[Element region listings]

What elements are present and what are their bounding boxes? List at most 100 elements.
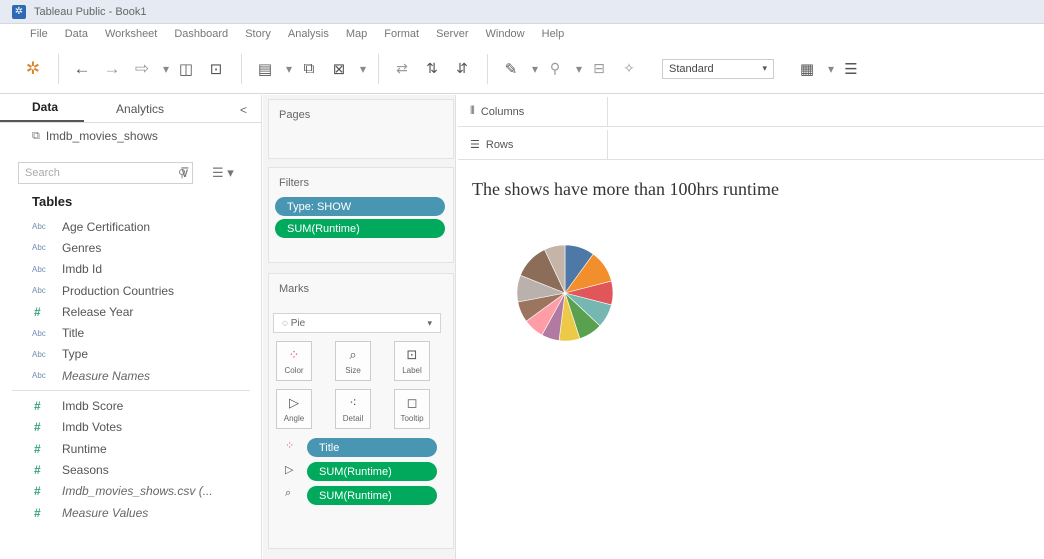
filter-pill-runtime[interactable]: SUM(Runtime): [275, 219, 445, 238]
clear-sheet-icon[interactable]: ⊠: [328, 55, 350, 83]
menu-bar: File Data Worksheet Dashboard Story Anal…: [0, 24, 1044, 44]
group-members-icon[interactable]: ⚲: [544, 55, 566, 83]
new-worksheet-icon[interactable]: ▤: [254, 55, 276, 83]
datasource-item[interactable]: ⧉ Imdb_movies_shows: [0, 123, 261, 149]
viz-area[interactable]: The shows have more than 100hrs runtime: [458, 163, 1044, 559]
field-release-year[interactable]: # Release Year: [0, 301, 260, 322]
menu-map[interactable]: Map: [346, 28, 367, 40]
rows-shelf[interactable]: ☰ Rows: [458, 130, 1044, 160]
menu-server[interactable]: Server: [436, 28, 468, 40]
detail-button[interactable]: ⁖ Detail: [335, 389, 371, 429]
replay-icon[interactable]: ⇨: [131, 55, 153, 83]
redo-icon[interactable]: →: [101, 55, 123, 83]
window-title: Tableau Public - Book1: [34, 5, 147, 18]
show-cards-icon[interactable]: ▦: [796, 55, 818, 83]
marks-title: Marks: [279, 283, 309, 295]
field-measure-names[interactable]: Abc Measure Names: [0, 365, 260, 386]
columns-shelf[interactable]: ⦀ Columns: [458, 97, 1044, 127]
tab-analytics[interactable]: Analytics: [84, 102, 178, 122]
pie-chart[interactable]: [458, 163, 1044, 559]
detail-label: Detail: [342, 414, 364, 423]
clear-sheet-dropdown-icon[interactable]: ▾: [358, 55, 368, 83]
show-cards-dropdown-icon[interactable]: ▾: [826, 55, 836, 83]
field-title[interactable]: Abc Title: [0, 322, 260, 343]
fix-axes-icon[interactable]: ✧: [618, 55, 640, 83]
undo-icon[interactable]: ←: [71, 55, 93, 83]
collapse-pane-icon[interactable]: <: [240, 103, 247, 117]
new-worksheet-dropdown-icon[interactable]: ▾: [284, 55, 294, 83]
filters-title: Filters: [279, 177, 309, 189]
menu-data[interactable]: Data: [65, 28, 88, 40]
field-age-certification[interactable]: Abc Age Certification: [0, 216, 260, 237]
replay-dropdown-icon[interactable]: ▾: [161, 55, 171, 83]
field-record-count[interactable]: # Imdb_movies_shows.csv (...: [0, 481, 260, 502]
sort-ascending-icon[interactable]: ⇅: [421, 55, 443, 83]
menu-file[interactable]: File: [30, 28, 48, 40]
save-icon[interactable]: ◫: [175, 55, 197, 83]
label-button[interactable]: ⊡ Label: [394, 341, 430, 381]
presentation-mode-icon[interactable]: ☰: [840, 55, 862, 83]
label-label: Label: [402, 366, 422, 375]
mark-pill-angle-runtime[interactable]: SUM(Runtime): [307, 462, 437, 481]
show-mark-labels-icon[interactable]: ⊟: [588, 55, 610, 83]
field-seasons[interactable]: # Seasons: [0, 459, 260, 480]
search-input[interactable]: Search ⚲: [18, 162, 193, 184]
field-production-countries[interactable]: Abc Production Countries: [0, 280, 260, 301]
field-imdb-votes[interactable]: # Imdb Votes: [0, 417, 260, 438]
number-type-icon: #: [34, 505, 41, 520]
mark-pill-size-runtime[interactable]: SUM(Runtime): [307, 486, 437, 505]
filter-pill-type[interactable]: Type: SHOW: [275, 197, 445, 216]
field-imdb-score[interactable]: # Imdb Score: [0, 395, 260, 416]
chevron-down-icon: ▾: [762, 63, 767, 73]
mark-type-select[interactable]: ◌ Pie ▾: [273, 313, 441, 333]
field-label: Imdb Votes: [62, 420, 123, 435]
field-measure-values[interactable]: # Measure Values: [0, 502, 260, 523]
string-type-icon: Abc: [32, 243, 46, 253]
filter-icon[interactable]: ⊽: [180, 165, 190, 181]
label-icon: ⊡: [406, 347, 418, 362]
menu-window[interactable]: Window: [486, 28, 525, 40]
field-label: Runtime: [62, 441, 107, 456]
fit-select[interactable]: Standard ▾: [662, 58, 774, 79]
size-button[interactable]: ⌕ Size: [335, 341, 371, 381]
tableau-logo-icon[interactable]: ✲: [22, 55, 44, 83]
menu-analysis[interactable]: Analysis: [288, 28, 329, 40]
columns-label: ⦀ Columns: [458, 97, 608, 126]
color-icon: ⁘: [285, 440, 295, 452]
group-dropdown-icon[interactable]: ▾: [574, 55, 584, 83]
new-datasource-icon[interactable]: ⊡: [205, 55, 227, 83]
toolbar-divider: [487, 53, 488, 84]
sort-descending-icon[interactable]: ⇵: [451, 55, 473, 83]
color-button[interactable]: ⁘ Color: [276, 341, 312, 381]
tab-data[interactable]: Data: [0, 100, 85, 122]
field-label: Title: [62, 326, 85, 341]
menu-worksheet[interactable]: Worksheet: [105, 28, 157, 40]
menu-dashboard[interactable]: Dashboard: [174, 28, 228, 40]
number-type-icon: #: [34, 304, 41, 319]
mark-pill-title[interactable]: Title: [307, 438, 437, 457]
pages-card[interactable]: Pages: [268, 99, 454, 159]
swap-rows-columns-icon[interactable]: ⇄: [391, 55, 413, 83]
toolbar-divider: [241, 53, 242, 84]
field-type[interactable]: Abc Type: [0, 344, 260, 365]
menu-format[interactable]: Format: [384, 28, 419, 40]
toolbar: ✲ ← → ⇨ ▾ ◫ ⊡ ▤ ▾ ⧉ ⊠ ▾ ⇄ ⇅ ⇵ ✎ ▾ ⚲ ▾ ⊟ …: [0, 44, 1044, 94]
view-options-icon[interactable]: ☰ ▾: [212, 165, 234, 181]
color-icon: ⁘: [288, 347, 300, 362]
highlight-dropdown-icon[interactable]: ▾: [530, 55, 540, 83]
size-icon: ⌕: [349, 347, 357, 362]
tooltip-button[interactable]: ◻ Tooltip: [394, 389, 430, 429]
number-type-icon: #: [34, 462, 41, 477]
menu-help[interactable]: Help: [542, 28, 565, 40]
datasource-name: Imdb_movies_shows: [45, 129, 158, 143]
filters-card[interactable]: Filters Type: SHOW SUM(Runtime): [268, 167, 454, 263]
field-runtime[interactable]: # Runtime: [0, 438, 260, 459]
menu-story[interactable]: Story: [245, 28, 271, 40]
duplicate-sheet-icon[interactable]: ⧉: [298, 55, 320, 83]
field-imdb-id[interactable]: Abc Imdb Id: [0, 259, 260, 280]
angle-button[interactable]: ▷ Angle: [276, 389, 312, 429]
highlight-icon[interactable]: ✎: [500, 55, 522, 83]
field-label: Genres: [62, 240, 102, 255]
field-genres[interactable]: Abc Genres: [0, 237, 260, 258]
tableau-app-icon: ✲: [12, 4, 26, 19]
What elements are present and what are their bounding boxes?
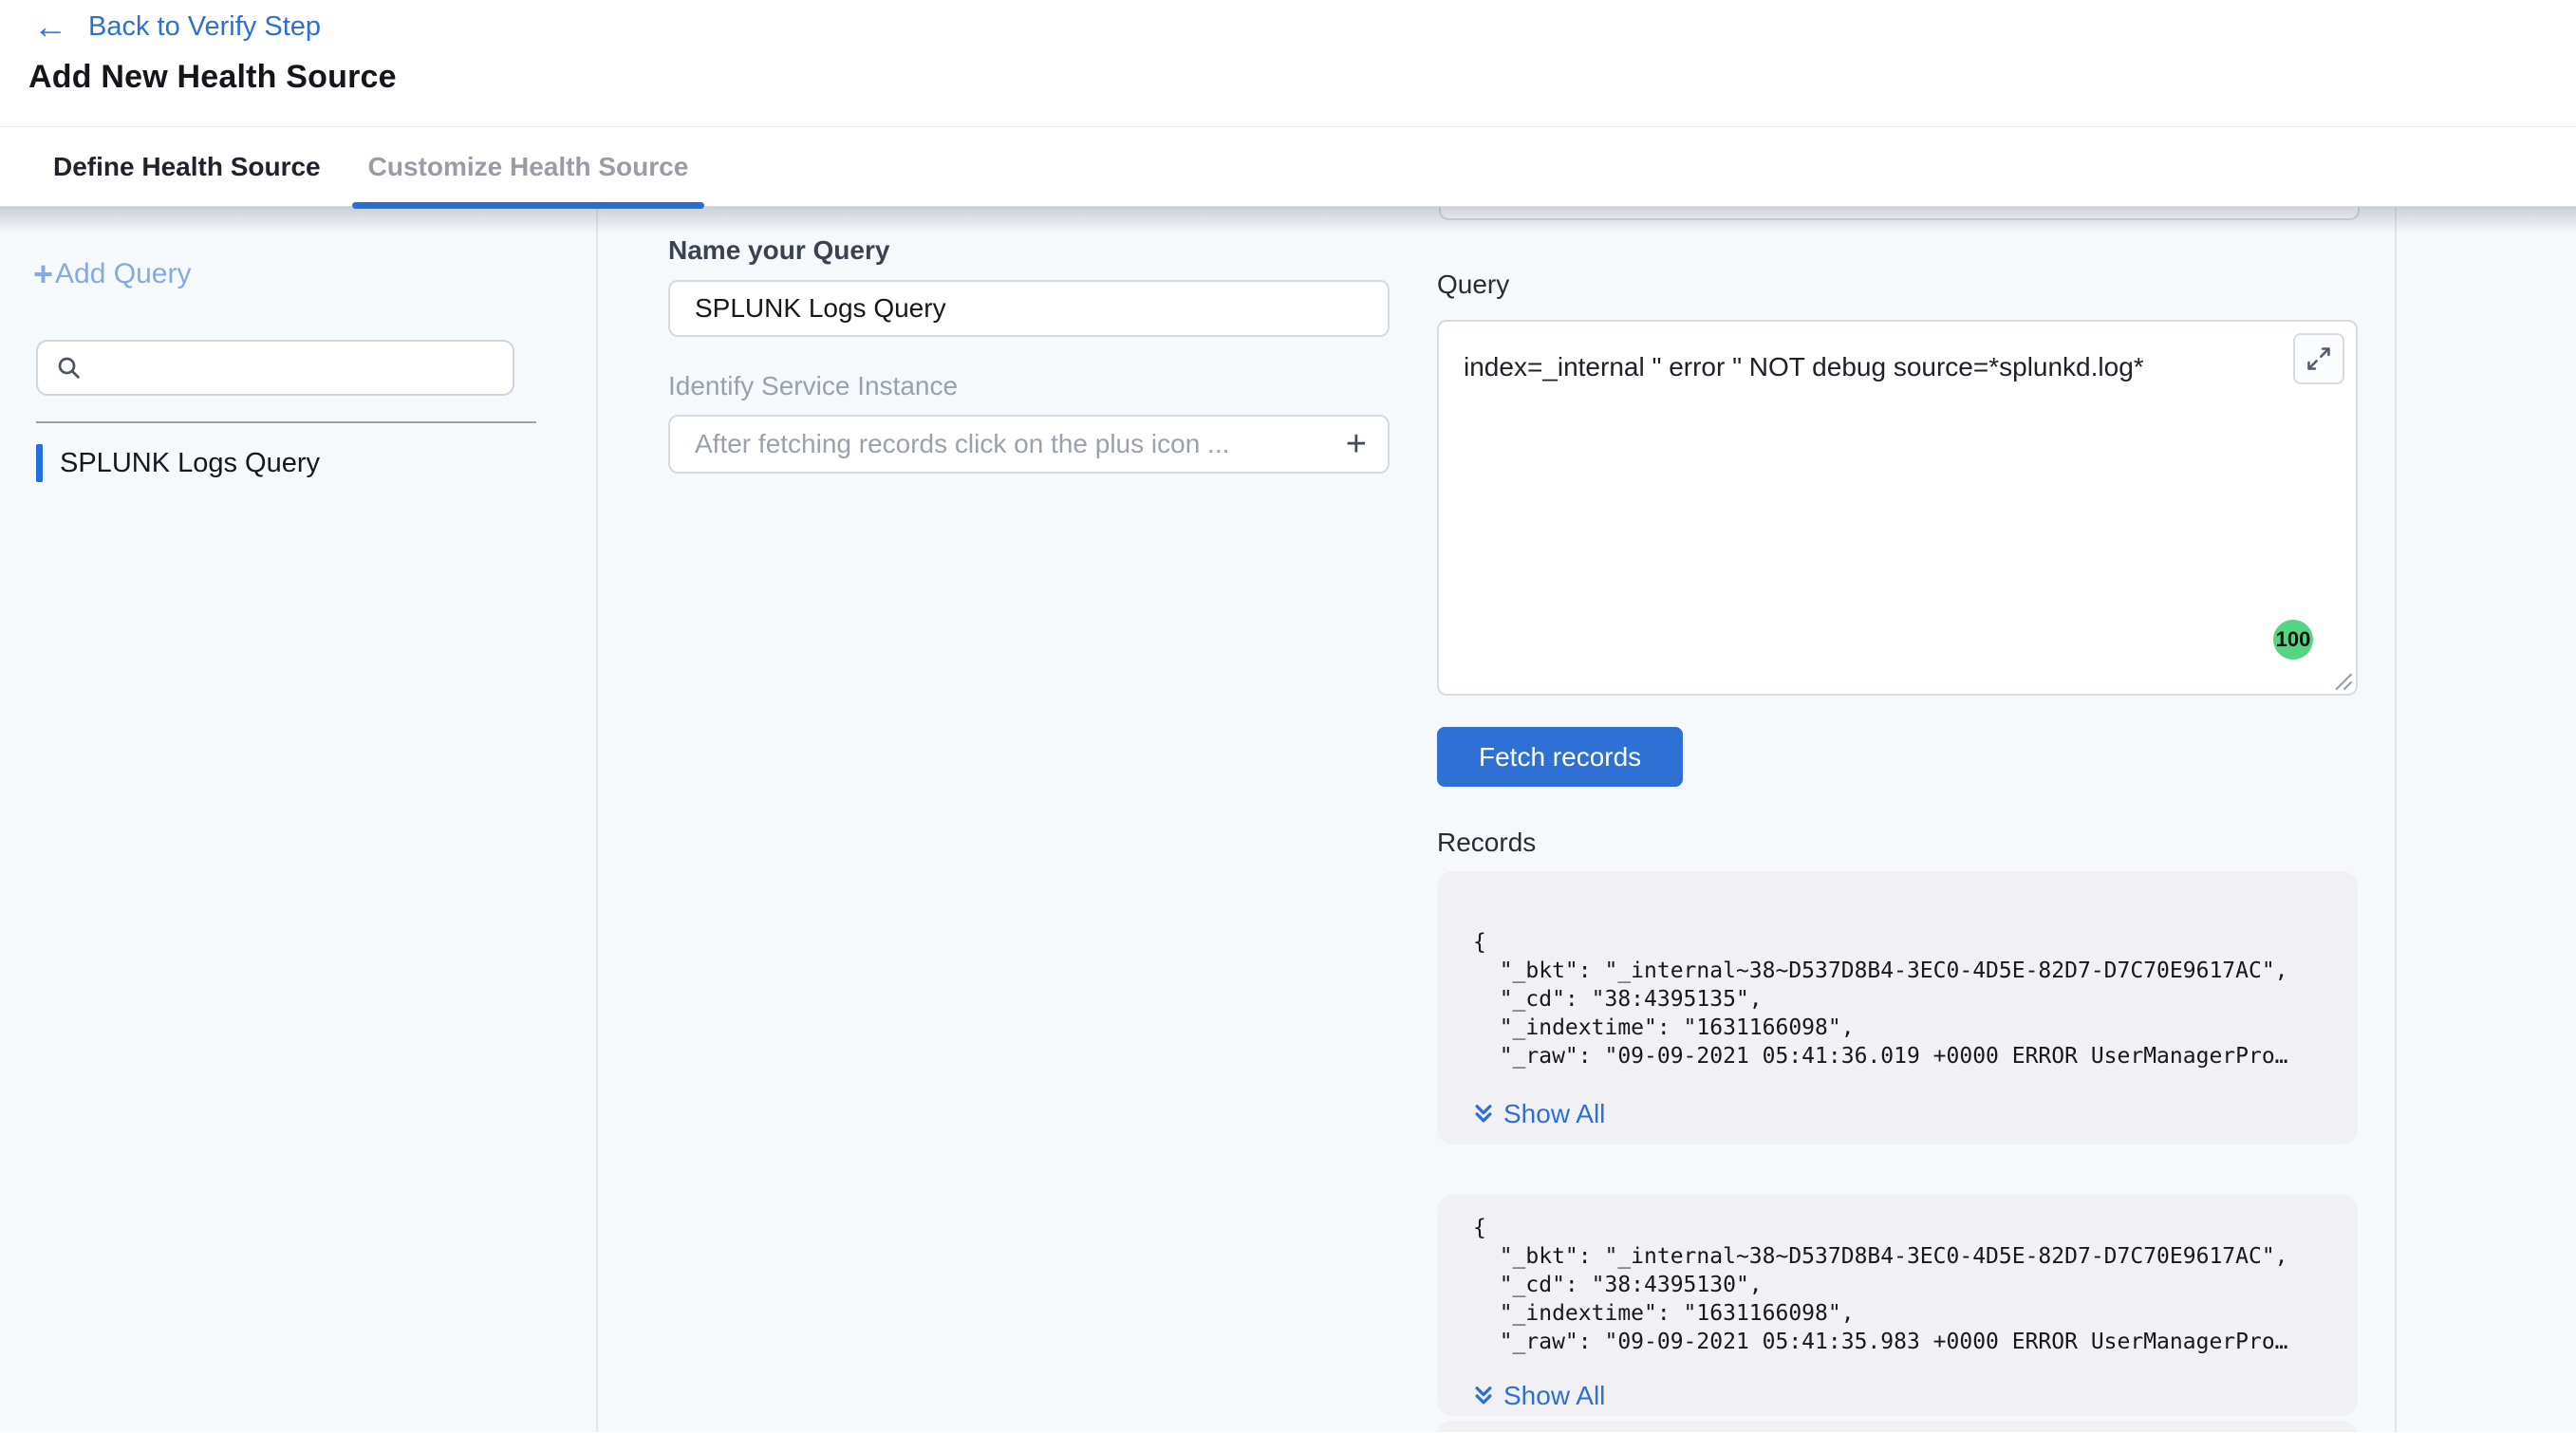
query-text: index=_internal " error " NOT debug sour… xyxy=(1464,350,2280,384)
add-health-source-page: ← Back to Verify Step Add New Health Sou… xyxy=(0,0,2576,1433)
record-json-line: "_indextime": "1631166098", xyxy=(1473,1014,2322,1042)
record-json-line: "_bkt": "_internal~38~D537D8B4-3EC0-4D5E… xyxy=(1473,957,2322,985)
double-chevron-down-icon xyxy=(1473,1384,1494,1408)
selected-indicator xyxy=(36,444,43,482)
record-json-line: "_bkt": "_internal~38~D537D8B4-3EC0-4D5E… xyxy=(1473,1242,2322,1271)
expand-query-button[interactable] xyxy=(2293,333,2344,384)
plus-icon: + xyxy=(33,260,53,288)
query-editor-column: Query index=_internal " error " NOT debu… xyxy=(1437,207,2397,1432)
record-json-line: { xyxy=(1473,1214,2322,1242)
search-input[interactable] xyxy=(95,353,494,382)
show-all-label: Show All xyxy=(1503,1099,1605,1129)
record-json-line: "_cd": "38:4395130", xyxy=(1473,1271,2322,1299)
fetch-records-button[interactable]: Fetch records xyxy=(1437,727,1683,787)
add-service-instance-icon[interactable]: + xyxy=(1346,426,1367,462)
tab-customize-health-source[interactable]: Customize Health Source xyxy=(352,127,705,206)
tab-define-label: Define Health Source xyxy=(53,152,321,182)
sidebar-divider xyxy=(36,421,536,423)
record-json-line: { xyxy=(1473,928,2322,957)
show-all-link[interactable]: Show All xyxy=(1473,1381,1605,1411)
double-chevron-down-icon xyxy=(1473,1102,1494,1126)
tab-customize-label: Customize Health Source xyxy=(368,152,689,182)
back-link[interactable]: ← Back to Verify Step xyxy=(0,0,2576,44)
query-form-column: Name your Query Identify Service Instanc… xyxy=(598,207,1437,1432)
query-label: Query xyxy=(1437,270,2395,300)
query-sidebar: + Add Query SPLUNK Logs Query xyxy=(0,207,598,1432)
query-item-label: SPLUNK Logs Query xyxy=(60,448,320,479)
record-json-line: "_raw": "09-09-2021 05:41:36.019 +0000 E… xyxy=(1473,1042,2322,1070)
record-json-line: "_cd": "38:4395135", xyxy=(1473,985,2322,1014)
query-search-box[interactable] xyxy=(36,340,514,396)
page-header: ← Back to Verify Step Add New Health Sou… xyxy=(0,0,2576,127)
name-query-input[interactable] xyxy=(668,280,1390,337)
record-json-line: "_raw": "09-09-2021 05:41:35.983 +0000 E… xyxy=(1473,1328,2322,1356)
add-query-button[interactable]: + Add Query xyxy=(33,258,596,290)
query-textarea[interactable]: index=_internal " error " NOT debug sour… xyxy=(1437,320,2358,696)
active-tab-underline xyxy=(352,202,705,209)
name-query-label: Name your Query xyxy=(668,235,1437,266)
record-card: { "_bkt": "_internal~38~D537D8B4-3EC0-4D… xyxy=(1437,1195,2358,1416)
service-instance-label: Identify Service Instance xyxy=(668,371,1437,401)
records-count-badge: 100 xyxy=(2273,620,2313,660)
show-all-link[interactable]: Show All xyxy=(1473,1099,1605,1129)
record-json-line: "_indextime": "1631166098", xyxy=(1473,1299,2322,1328)
records-label: Records xyxy=(1437,828,2395,858)
search-icon xyxy=(55,354,84,382)
back-link-label[interactable]: Back to Verify Step xyxy=(88,11,321,43)
service-instance-field: + xyxy=(668,415,1390,474)
show-all-label: Show All xyxy=(1503,1381,1605,1411)
record-card-partial xyxy=(1437,1421,2358,1432)
service-instance-input[interactable] xyxy=(695,429,1346,459)
tab-define-health-source[interactable]: Define Health Source xyxy=(37,127,337,206)
scrolled-input-partial[interactable] xyxy=(1439,207,2360,220)
add-query-label: Add Query xyxy=(55,258,191,290)
record-card: { "_bkt": "_internal~38~D537D8B4-3EC0-4D… xyxy=(1437,871,2358,1145)
right-spacer xyxy=(2397,207,2576,1432)
back-arrow-icon[interactable]: ← xyxy=(33,9,67,44)
page-title: Add New Health Source xyxy=(28,59,2576,96)
resize-handle[interactable] xyxy=(2332,670,2353,691)
content-area: + Add Query SPLUNK Logs Query Name y xyxy=(0,207,2576,1432)
tab-bar: Define Health Source Customize Health So… xyxy=(0,127,2576,207)
expand-icon xyxy=(2305,345,2332,372)
query-list-item[interactable]: SPLUNK Logs Query xyxy=(36,444,596,482)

## What is required
Locate every line in the rows above that contains the string "Verify", with matching case, and copy each of those lines.

## Answer in full
add-health-source-page: ← Back to Verify Step Add New Health Sou… xyxy=(0,0,2576,1433)
back-link[interactable]: ← Back to Verify Step xyxy=(0,0,2576,44)
page-header: ← Back to Verify Step Add New Health Sou… xyxy=(0,0,2576,127)
back-link-label[interactable]: Back to Verify Step xyxy=(88,11,321,43)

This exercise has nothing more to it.